__DATASET CONTENT__
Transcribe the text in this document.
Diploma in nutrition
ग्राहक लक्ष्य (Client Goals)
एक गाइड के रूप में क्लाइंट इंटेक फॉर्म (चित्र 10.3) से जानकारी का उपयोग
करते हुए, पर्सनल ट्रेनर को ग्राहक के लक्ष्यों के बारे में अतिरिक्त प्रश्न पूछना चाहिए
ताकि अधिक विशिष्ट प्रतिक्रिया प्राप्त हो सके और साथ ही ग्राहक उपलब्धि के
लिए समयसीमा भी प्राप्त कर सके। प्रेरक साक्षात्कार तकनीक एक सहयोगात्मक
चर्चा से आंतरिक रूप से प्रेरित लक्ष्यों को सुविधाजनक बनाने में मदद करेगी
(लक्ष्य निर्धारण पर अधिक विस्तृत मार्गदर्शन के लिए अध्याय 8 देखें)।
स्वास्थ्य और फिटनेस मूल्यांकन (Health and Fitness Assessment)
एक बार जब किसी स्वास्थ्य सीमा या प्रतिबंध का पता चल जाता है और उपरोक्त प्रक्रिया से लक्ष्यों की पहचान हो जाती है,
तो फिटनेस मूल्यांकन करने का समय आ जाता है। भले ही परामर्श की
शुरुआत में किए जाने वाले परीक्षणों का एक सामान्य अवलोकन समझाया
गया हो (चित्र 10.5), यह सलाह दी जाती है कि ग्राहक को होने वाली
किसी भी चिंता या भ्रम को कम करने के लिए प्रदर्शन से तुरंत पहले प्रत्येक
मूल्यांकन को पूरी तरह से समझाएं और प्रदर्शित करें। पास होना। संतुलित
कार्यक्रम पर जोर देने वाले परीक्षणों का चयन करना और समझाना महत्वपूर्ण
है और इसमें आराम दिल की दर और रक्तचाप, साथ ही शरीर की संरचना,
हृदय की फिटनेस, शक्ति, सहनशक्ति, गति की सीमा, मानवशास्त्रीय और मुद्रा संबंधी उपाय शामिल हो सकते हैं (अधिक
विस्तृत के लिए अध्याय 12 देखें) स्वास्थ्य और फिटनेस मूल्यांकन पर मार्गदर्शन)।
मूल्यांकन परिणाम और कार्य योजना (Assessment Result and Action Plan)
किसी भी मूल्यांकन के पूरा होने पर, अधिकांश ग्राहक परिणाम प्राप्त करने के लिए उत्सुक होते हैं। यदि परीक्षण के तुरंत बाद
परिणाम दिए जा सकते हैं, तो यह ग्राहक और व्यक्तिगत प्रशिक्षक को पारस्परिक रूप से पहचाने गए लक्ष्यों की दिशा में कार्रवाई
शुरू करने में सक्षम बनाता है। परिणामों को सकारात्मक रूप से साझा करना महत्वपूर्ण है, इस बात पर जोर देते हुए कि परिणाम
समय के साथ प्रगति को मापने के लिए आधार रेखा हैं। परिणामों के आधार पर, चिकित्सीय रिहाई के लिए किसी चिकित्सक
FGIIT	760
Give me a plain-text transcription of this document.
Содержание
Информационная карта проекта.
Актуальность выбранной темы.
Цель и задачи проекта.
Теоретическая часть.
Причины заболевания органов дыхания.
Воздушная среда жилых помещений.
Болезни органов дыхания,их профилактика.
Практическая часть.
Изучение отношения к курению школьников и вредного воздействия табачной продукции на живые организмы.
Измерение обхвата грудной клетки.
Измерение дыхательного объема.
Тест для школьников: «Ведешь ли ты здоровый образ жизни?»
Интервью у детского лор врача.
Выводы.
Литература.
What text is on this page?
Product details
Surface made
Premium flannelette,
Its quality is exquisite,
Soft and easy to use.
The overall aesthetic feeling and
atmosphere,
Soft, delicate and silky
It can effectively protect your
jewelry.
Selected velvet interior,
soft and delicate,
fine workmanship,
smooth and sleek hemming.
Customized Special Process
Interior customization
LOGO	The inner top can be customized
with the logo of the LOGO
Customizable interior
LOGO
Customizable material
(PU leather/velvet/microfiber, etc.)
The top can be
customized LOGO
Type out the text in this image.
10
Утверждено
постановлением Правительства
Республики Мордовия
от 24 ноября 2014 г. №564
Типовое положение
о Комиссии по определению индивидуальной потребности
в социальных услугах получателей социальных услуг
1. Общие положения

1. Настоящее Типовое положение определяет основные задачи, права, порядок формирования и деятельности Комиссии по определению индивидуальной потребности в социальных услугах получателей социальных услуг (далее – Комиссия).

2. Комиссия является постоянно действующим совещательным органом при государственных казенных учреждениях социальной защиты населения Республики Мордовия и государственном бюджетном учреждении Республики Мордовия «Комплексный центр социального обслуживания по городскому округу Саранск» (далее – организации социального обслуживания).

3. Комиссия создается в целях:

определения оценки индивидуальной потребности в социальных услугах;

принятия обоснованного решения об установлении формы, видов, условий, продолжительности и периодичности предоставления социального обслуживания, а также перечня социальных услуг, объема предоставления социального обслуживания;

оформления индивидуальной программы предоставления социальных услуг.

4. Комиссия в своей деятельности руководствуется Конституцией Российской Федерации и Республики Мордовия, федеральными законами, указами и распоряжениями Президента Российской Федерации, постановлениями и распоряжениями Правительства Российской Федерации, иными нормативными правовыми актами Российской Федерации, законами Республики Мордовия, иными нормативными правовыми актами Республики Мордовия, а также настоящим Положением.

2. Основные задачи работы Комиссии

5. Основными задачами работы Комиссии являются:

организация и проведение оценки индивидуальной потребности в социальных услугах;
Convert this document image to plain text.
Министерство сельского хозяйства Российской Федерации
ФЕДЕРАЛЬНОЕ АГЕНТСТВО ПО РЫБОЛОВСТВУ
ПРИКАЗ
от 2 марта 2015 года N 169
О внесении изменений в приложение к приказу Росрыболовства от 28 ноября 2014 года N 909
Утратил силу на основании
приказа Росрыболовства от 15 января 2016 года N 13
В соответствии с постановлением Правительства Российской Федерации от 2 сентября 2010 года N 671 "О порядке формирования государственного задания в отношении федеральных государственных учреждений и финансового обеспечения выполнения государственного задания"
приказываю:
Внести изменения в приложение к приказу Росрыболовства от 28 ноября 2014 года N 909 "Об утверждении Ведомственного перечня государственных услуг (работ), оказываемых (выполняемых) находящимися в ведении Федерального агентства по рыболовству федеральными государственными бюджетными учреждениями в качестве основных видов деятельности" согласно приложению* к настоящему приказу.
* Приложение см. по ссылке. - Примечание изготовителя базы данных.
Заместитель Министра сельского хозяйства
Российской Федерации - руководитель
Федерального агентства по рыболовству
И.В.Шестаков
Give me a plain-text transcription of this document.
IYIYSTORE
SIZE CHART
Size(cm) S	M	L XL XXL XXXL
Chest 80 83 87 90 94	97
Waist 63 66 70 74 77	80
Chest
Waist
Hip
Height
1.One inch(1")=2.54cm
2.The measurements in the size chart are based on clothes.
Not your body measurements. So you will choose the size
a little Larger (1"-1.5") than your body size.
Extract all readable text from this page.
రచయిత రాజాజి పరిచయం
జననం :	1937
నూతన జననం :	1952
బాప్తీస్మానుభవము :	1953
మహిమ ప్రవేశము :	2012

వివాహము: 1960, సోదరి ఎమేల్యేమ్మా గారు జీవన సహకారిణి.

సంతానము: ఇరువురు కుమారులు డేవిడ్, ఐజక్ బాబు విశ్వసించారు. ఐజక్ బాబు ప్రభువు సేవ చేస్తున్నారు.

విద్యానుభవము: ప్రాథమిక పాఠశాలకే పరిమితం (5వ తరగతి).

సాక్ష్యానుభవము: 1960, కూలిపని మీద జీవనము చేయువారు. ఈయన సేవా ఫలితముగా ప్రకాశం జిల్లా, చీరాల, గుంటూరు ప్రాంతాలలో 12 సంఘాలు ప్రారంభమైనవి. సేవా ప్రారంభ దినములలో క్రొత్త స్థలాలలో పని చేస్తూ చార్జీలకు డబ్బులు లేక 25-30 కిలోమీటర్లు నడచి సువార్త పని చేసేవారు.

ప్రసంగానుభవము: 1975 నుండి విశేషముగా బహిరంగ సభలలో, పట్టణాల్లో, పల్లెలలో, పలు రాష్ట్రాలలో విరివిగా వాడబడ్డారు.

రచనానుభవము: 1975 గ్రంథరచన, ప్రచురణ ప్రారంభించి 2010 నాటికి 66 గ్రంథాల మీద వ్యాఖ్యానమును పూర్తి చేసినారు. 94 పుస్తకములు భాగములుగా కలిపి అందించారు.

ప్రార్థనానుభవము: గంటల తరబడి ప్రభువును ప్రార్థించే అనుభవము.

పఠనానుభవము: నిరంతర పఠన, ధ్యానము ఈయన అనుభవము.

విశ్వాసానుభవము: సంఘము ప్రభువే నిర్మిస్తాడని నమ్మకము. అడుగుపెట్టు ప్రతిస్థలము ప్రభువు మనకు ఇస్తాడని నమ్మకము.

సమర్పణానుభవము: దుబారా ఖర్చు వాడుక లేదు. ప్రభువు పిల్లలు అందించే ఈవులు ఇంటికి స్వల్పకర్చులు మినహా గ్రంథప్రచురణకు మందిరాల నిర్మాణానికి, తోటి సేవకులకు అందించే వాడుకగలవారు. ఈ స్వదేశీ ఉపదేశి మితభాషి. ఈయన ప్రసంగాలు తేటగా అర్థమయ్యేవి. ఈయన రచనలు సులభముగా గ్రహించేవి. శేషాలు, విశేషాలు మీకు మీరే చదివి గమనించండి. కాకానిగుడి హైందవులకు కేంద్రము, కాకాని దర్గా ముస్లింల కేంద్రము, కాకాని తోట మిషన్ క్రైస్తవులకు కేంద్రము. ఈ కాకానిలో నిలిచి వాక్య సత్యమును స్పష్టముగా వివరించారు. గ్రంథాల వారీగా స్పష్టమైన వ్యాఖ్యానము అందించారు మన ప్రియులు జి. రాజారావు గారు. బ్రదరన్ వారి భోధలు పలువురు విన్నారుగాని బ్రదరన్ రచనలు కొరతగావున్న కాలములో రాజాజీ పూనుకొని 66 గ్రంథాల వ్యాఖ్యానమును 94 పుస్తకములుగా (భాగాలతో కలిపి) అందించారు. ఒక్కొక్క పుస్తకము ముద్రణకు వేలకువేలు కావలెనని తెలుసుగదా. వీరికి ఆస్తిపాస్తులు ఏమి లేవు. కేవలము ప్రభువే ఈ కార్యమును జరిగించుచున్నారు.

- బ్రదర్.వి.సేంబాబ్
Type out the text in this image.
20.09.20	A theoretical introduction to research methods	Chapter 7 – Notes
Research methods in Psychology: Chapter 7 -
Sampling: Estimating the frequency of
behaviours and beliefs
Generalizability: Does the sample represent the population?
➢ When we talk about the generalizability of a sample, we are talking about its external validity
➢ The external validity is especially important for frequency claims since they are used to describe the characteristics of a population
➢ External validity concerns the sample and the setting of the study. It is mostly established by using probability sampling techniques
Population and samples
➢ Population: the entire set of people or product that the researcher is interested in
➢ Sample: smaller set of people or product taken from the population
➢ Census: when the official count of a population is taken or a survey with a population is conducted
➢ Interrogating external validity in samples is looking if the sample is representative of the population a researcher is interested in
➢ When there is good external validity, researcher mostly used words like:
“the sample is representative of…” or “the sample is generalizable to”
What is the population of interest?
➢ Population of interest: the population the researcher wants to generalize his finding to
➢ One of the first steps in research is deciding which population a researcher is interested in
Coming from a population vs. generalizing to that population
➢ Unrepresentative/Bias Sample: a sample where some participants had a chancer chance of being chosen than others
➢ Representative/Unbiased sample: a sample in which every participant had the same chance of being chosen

__REQUIRED TASK__
List the lines of the records where "Измерение" occurs.

__EXERCISE RESPONSE__
Измерение обхвата грудной клетки.
Измерение дыхательного объема.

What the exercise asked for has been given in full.